-- Start Exercise materials --

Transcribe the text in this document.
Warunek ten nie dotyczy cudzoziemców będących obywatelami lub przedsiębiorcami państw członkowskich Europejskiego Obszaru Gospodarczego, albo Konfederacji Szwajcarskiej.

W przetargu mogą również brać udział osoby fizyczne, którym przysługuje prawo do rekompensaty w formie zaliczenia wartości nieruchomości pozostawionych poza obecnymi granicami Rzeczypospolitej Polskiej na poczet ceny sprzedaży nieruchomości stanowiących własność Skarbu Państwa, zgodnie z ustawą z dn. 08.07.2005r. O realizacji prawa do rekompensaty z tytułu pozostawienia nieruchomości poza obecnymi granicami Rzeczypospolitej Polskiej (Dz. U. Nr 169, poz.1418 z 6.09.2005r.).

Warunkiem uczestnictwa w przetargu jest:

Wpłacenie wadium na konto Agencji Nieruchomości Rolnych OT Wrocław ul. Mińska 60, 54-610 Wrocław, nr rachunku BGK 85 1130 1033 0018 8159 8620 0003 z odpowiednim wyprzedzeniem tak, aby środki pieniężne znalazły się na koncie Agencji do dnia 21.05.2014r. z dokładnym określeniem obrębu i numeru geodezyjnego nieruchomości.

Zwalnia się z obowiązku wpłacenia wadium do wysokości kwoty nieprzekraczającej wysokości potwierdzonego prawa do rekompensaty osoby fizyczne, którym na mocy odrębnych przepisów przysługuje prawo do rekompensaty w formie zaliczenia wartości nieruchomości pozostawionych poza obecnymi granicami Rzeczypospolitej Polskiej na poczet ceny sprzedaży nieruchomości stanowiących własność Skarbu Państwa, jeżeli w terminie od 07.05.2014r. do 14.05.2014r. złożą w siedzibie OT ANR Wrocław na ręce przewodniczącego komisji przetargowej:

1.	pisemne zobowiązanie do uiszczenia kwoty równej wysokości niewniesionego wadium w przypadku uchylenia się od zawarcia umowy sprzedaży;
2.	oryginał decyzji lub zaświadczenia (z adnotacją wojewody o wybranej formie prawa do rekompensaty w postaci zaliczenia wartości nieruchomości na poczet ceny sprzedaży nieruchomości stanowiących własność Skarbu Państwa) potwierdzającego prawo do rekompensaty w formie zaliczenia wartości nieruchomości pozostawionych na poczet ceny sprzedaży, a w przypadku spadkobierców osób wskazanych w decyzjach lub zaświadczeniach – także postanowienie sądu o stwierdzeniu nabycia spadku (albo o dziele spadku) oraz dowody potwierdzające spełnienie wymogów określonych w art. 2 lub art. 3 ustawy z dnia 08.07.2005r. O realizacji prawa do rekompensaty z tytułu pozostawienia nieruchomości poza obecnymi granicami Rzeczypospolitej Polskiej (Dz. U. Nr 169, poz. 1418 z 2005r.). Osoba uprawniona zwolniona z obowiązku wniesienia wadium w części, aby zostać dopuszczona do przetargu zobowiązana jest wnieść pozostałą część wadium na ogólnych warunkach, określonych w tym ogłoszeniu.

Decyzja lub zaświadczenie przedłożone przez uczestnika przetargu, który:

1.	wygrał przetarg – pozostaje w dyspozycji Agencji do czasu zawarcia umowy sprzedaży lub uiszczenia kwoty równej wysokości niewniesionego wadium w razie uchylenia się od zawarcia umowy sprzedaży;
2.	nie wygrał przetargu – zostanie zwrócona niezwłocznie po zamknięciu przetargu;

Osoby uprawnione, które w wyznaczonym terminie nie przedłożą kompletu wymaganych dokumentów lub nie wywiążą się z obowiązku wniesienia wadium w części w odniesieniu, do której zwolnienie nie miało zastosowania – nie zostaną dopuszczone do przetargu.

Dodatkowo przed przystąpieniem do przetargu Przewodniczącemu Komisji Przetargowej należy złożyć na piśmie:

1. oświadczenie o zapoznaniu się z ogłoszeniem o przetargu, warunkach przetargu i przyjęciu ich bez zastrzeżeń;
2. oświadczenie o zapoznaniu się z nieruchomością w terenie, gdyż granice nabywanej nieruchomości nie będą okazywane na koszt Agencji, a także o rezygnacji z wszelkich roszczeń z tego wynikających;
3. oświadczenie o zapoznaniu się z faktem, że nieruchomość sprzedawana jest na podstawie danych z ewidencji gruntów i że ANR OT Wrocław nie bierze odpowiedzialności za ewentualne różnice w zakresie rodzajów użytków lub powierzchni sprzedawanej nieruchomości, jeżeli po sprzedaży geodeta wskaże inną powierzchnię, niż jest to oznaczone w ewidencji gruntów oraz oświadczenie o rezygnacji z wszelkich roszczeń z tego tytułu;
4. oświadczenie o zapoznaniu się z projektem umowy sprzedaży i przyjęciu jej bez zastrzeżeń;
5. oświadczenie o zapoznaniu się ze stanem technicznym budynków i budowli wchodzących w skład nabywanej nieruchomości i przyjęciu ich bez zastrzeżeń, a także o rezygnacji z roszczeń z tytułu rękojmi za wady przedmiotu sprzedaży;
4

-- End Exercise materials --

Short exercise
Give every line of the material again, exactly as it reads.

Result of this exercise
Transcribe the text in this document.
Warunek ten nie dotyczy cudzoziemców będących obywatelami lub przedsiębiorcami państw członkowskich Europejskiego Obszaru Gospodarczego, albo Konfederacji Szwajcarskiej.

W przetargu mogą również brać udział osoby fizyczne, którym przysługuje prawo do rekompensaty w formie zaliczenia wartości nieruchomości pozostawionych poza obecnymi granicami Rzeczypospolitej Polskiej na poczet ceny sprzedaży nieruchomości stanowiących własność Skarbu Państwa, zgodnie z ustawą z dn. 08.07.2005r. O realizacji prawa do rekompensaty z tytułu pozostawienia nieruchomości poza obecnymi granicami Rzeczypospolitej Polskiej (Dz. U. Nr 169, poz.1418 z 6.09.2005r.).

Warunkiem uczestnictwa w przetargu jest:

Wpłacenie wadium na konto Agencji Nieruchomości Rolnych OT Wrocław ul. Mińska 60, 54-610 Wrocław, nr rachunku BGK 85 1130 1033 0018 8159 8620 0003 z odpowiednim wyprzedzeniem tak, aby środki pieniężne znalazły się na koncie Agencji do dnia 21.05.2014r. z dokładnym określeniem obrębu i numeru geodezyjnego nieruchomości.

Zwalnia się z obowiązku wpłacenia wadium do wysokości kwoty nieprzekraczającej wysokości potwierdzonego prawa do rekompensaty osoby fizyczne, którym na mocy odrębnych przepisów przysługuje prawo do rekompensaty w formie zaliczenia wartości nieruchomości pozostawionych poza obecnymi granicami Rzeczypospolitej Polskiej na poczet ceny sprzedaży nieruchomości stanowiących własność Skarbu Państwa, jeżeli w terminie od 07.05.2014r. do 14.05.2014r. złożą w siedzibie OT ANR Wrocław na ręce przewodniczącego komisji przetargowej:

1.	pisemne zobowiązanie do uiszczenia kwoty równej wysokości niewniesionego wadium w przypadku uchylenia się od zawarcia umowy sprzedaży;
2.	oryginał decyzji lub zaświadczenia (z adnotacją wojewody o wybranej formie prawa do rekompensaty w postaci zaliczenia wartości nieruchomości na poczet ceny sprzedaży nieruchomości stanowiących własność Skarbu Państwa) potwierdzającego prawo do rekompensaty w formie zaliczenia wartości nieruchomości pozostawionych na poczet ceny sprzedaży, a w przypadku spadkobierców osób wskazanych w decyzjach lub zaświadczeniach – także postanowienie sądu o stwierdzeniu nabycia spadku (albo o dziele spadku) oraz dowody potwierdzające spełnienie wymogów określonych w art. 2 lub art. 3 ustawy z dnia 08.07.2005r. O realizacji prawa do rekompensaty z tytułu pozostawienia nieruchomości poza obecnymi granicami Rzeczypospolitej Polskiej (Dz. U. Nr 169, poz. 1418 z 2005r.). Osoba uprawniona zwolniona z obowiązku wniesienia wadium w części, aby zostać dopuszczona do przetargu zobowiązana jest wnieść pozostałą część wadium na ogólnych warunkach, określonych w tym ogłoszeniu.

Decyzja lub zaświadczenie przedłożone przez uczestnika przetargu, który:

1.	wygrał przetarg – pozostaje w dyspozycji Agencji do czasu zawarcia umowy sprzedaży lub uiszczenia kwoty równej wysokości niewniesionego wadium w razie uchylenia się od zawarcia umowy sprzedaży;
2.	nie wygrał przetargu – zostanie zwrócona niezwłocznie po zamknięciu przetargu;

Osoby uprawnione, które w wyznaczonym terminie nie przedłożą kompletu wymaganych dokumentów lub nie wywiążą się z obowiązku wniesienia wadium w części w odniesieniu, do której zwolnienie nie miało zastosowania – nie zostaną dopuszczone do przetargu.

Dodatkowo przed przystąpieniem do przetargu Przewodniczącemu Komisji Przetargowej należy złożyć na piśmie:

1. oświadczenie o zapoznaniu się z ogłoszeniem o przetargu, warunkach przetargu i przyjęciu ich bez zastrzeżeń;
2. oświadczenie o zapoznaniu się z nieruchomością w terenie, gdyż granice nabywanej nieruchomości nie będą okazywane na koszt Agencji, a także o rezygnacji z wszelkich roszczeń z tego wynikających;
3. oświadczenie o zapoznaniu się z faktem, że nieruchomość sprzedawana jest na podstawie danych z ewidencji gruntów i że ANR OT Wrocław nie bierze odpowiedzialności za ewentualne różnice w zakresie rodzajów użytków lub powierzchni sprzedawanej nieruchomości, jeżeli po sprzedaży geodeta wskaże inną powierzchnię, niż jest to oznaczone w ewidencji gruntów oraz oświadczenie o rezygnacji z wszelkich roszczeń z tego tytułu;
4. oświadczenie o zapoznaniu się z projektem umowy sprzedaży i przyjęciu jej bez zastrzeżeń;
5. oświadczenie o zapoznaniu się ze stanem technicznym budynków i budowli wchodzących w skład nabywanej nieruchomości i przyjęciu ich bez zastrzeżeń, a także o rezygnacji z roszczeń z tytułu rękojmi za wady przedmiotu sprzedaży;
4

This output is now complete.